Every line containing the word "الدعاء" needs to be found and copied.
------------------------------------------------------------------------
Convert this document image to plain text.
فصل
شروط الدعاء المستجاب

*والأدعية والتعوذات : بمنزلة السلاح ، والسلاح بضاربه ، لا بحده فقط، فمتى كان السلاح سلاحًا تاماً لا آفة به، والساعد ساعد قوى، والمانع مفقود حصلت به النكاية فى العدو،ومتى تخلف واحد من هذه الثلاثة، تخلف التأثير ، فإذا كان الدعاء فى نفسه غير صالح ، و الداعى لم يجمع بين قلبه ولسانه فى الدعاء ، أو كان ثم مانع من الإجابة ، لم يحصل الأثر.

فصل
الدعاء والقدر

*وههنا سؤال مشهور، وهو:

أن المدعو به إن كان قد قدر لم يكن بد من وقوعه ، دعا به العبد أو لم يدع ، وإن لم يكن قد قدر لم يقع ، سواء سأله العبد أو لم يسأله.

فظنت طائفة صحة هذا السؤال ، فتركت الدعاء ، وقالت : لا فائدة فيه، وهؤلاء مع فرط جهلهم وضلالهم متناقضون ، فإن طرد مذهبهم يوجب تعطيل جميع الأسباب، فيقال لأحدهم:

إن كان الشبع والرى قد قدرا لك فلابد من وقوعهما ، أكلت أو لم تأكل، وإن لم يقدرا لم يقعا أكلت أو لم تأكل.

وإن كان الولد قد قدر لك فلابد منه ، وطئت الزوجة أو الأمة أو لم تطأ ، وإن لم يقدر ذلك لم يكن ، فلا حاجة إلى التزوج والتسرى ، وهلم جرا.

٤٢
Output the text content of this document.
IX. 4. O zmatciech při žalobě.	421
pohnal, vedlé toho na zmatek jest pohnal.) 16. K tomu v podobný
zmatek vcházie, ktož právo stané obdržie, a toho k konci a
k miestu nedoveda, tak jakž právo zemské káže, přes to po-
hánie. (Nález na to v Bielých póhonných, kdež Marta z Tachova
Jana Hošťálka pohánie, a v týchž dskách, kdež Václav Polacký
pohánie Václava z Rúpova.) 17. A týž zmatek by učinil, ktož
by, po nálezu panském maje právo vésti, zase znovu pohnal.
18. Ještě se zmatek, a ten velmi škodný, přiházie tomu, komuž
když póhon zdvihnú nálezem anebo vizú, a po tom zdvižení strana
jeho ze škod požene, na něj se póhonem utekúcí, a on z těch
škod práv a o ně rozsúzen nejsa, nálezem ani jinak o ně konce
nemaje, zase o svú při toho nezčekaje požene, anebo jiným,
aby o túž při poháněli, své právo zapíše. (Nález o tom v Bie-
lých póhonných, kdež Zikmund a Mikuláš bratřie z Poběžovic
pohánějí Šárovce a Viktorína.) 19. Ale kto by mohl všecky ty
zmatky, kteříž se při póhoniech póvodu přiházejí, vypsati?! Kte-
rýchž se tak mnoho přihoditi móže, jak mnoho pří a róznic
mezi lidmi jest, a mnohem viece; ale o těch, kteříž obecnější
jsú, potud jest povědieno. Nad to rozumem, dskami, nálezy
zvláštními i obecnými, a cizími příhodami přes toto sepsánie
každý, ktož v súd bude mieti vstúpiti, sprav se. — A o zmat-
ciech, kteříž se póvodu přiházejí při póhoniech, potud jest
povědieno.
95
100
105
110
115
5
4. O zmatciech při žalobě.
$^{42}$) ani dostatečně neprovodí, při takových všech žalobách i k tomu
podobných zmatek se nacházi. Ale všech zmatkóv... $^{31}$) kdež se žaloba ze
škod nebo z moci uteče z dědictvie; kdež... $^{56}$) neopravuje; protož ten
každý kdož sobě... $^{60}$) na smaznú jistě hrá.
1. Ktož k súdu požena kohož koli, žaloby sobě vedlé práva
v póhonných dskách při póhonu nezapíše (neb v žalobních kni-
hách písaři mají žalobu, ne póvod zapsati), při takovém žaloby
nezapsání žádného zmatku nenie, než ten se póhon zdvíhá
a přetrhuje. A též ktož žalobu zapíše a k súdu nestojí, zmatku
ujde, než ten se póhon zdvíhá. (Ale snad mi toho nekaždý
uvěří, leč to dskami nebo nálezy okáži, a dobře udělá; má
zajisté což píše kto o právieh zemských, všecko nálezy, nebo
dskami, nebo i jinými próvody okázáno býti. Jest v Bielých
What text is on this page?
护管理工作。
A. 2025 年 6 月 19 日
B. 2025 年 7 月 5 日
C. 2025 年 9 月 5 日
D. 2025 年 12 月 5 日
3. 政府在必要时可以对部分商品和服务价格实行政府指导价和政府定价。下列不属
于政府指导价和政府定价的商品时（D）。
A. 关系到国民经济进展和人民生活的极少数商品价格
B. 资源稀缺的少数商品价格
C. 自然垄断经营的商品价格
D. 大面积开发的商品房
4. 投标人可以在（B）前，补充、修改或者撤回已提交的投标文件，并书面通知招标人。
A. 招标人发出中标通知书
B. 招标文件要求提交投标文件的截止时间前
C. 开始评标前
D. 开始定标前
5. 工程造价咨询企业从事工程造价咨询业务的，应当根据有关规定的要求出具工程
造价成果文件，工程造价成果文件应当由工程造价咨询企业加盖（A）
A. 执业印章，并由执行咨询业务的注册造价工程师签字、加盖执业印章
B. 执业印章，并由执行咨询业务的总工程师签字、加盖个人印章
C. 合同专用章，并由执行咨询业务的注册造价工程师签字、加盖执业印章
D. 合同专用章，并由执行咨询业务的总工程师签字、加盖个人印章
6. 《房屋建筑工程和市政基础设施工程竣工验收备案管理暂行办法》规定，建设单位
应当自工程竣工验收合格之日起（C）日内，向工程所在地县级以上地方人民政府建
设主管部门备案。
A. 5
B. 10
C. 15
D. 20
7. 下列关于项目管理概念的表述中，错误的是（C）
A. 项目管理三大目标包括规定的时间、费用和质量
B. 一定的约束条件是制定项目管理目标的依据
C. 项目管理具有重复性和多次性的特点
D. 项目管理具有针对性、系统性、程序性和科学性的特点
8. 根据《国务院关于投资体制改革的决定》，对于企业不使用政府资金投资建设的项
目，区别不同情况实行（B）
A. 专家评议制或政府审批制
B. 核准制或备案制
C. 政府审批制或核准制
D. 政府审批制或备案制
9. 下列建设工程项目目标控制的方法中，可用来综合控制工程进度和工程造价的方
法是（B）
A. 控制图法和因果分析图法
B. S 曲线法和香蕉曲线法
------------------------------------------------------------------------
- _THE OUTPUT_
شروط الدعاء المستجاب
*والأدعية والتعوذات : بمنزلة السلاح ، والسلاح بضاربه ، لا بحده فقط، فمتى كان السلاح سلاحًا تاماً لا آفة به، والساعد ساعد قوى، والمانع مفقود حصلت به النكاية فى العدو،ومتى تخلف واحد من هذه الثلاثة، تخلف التأثير ، فإذا كان الدعاء فى نفسه غير صالح ، و الداعى لم يجمع بين قلبه ولسانه فى الدعاء ، أو كان ثم مانع من الإجابة ، لم يحصل الأثر.
الدعاء والقدر
فظنت طائفة صحة هذا السؤال ، فتركت الدعاء ، وقالت : لا فائدة فيه، وهؤلاء مع فرط جهلهم وضلالهم متناقضون ، فإن طرد مذهبهم يوجب تعطيل جميع الأسباب، فيقال لأحدهم:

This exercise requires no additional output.